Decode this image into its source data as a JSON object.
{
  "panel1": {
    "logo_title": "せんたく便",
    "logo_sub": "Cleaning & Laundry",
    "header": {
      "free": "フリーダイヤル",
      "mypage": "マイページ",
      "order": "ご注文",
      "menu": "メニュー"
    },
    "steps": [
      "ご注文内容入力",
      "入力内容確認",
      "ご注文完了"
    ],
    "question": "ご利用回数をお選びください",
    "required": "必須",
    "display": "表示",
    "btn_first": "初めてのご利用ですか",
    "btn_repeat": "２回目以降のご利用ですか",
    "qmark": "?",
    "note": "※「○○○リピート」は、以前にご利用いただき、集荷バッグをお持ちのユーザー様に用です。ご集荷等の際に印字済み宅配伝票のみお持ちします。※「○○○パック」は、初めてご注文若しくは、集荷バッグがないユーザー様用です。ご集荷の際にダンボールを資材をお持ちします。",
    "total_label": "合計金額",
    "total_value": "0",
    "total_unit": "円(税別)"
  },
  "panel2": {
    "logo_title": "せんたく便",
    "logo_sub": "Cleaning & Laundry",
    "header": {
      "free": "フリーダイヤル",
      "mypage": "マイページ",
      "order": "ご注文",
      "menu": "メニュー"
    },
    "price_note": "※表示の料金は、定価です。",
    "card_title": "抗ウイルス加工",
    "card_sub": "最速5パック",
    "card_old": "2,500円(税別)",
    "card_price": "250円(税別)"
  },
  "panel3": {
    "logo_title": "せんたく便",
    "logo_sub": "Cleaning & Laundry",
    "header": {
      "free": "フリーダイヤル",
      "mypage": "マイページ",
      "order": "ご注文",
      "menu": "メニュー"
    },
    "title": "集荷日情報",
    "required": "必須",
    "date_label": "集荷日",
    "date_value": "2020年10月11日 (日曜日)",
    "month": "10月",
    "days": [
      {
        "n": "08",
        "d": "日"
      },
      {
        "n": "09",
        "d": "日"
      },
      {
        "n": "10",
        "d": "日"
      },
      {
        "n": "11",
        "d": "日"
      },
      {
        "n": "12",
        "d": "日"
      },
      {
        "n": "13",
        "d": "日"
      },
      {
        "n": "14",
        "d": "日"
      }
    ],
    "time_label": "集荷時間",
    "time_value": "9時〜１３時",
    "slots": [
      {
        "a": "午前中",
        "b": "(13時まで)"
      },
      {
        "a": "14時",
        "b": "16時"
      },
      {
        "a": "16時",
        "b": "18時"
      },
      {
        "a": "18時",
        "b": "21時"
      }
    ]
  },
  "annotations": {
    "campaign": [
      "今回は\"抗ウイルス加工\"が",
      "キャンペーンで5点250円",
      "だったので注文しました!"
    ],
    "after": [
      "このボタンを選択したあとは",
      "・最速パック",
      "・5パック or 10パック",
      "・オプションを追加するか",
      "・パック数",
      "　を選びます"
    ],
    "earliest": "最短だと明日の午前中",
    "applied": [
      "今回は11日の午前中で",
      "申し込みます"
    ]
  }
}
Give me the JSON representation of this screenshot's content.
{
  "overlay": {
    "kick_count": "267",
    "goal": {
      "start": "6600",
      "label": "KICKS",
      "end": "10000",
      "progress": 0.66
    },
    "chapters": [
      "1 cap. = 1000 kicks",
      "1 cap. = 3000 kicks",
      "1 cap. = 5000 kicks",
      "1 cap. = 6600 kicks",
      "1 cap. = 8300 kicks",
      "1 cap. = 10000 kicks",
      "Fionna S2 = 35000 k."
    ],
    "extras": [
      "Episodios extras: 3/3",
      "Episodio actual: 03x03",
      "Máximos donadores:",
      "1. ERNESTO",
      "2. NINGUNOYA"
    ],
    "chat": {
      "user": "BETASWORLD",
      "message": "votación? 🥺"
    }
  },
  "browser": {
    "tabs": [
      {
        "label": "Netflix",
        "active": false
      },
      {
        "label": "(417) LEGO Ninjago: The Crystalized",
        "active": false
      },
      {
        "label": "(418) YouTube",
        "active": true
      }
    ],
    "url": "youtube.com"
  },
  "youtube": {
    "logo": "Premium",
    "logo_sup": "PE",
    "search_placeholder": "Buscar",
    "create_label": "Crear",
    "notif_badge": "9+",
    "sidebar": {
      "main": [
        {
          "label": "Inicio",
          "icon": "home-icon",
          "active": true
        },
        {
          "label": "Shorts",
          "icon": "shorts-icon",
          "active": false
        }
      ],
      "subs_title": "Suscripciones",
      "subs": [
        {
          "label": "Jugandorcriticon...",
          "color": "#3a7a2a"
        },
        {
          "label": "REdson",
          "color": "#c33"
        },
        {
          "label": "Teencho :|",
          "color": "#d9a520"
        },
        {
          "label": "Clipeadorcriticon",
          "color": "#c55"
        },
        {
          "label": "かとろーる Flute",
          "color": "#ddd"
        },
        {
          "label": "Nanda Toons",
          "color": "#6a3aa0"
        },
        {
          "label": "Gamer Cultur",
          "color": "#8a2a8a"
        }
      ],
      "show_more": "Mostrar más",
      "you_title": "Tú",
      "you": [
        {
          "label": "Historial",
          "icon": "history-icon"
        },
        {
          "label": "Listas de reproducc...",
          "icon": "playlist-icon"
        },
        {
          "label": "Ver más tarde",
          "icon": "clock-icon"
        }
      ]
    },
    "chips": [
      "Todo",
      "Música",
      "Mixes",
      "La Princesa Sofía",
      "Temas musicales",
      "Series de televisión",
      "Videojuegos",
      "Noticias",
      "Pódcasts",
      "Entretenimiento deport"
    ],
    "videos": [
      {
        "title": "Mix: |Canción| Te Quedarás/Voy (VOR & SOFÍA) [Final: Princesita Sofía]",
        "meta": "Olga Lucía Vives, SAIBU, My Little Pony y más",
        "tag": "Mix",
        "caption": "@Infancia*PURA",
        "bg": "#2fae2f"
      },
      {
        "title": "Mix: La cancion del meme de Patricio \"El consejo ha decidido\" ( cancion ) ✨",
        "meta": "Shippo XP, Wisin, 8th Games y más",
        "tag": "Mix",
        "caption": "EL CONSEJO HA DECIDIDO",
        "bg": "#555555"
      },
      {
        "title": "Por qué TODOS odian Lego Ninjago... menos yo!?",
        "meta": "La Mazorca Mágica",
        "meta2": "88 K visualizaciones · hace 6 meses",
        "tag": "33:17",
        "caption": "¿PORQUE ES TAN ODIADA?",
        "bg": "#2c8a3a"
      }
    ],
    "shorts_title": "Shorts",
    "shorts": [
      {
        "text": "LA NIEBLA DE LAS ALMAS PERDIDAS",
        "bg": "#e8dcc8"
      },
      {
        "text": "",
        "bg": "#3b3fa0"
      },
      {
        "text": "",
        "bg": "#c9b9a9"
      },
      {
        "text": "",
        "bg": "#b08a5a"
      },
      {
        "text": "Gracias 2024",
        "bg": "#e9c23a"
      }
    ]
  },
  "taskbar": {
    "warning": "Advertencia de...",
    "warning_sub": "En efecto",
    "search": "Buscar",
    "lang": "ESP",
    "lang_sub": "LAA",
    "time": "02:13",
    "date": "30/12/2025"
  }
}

- _Task to carry out_:
Show every line in the entries where the string "active" occurs.

- _Final answer_:
        "active": false
        "active": false
        "active": true
          "active": true
          "active": false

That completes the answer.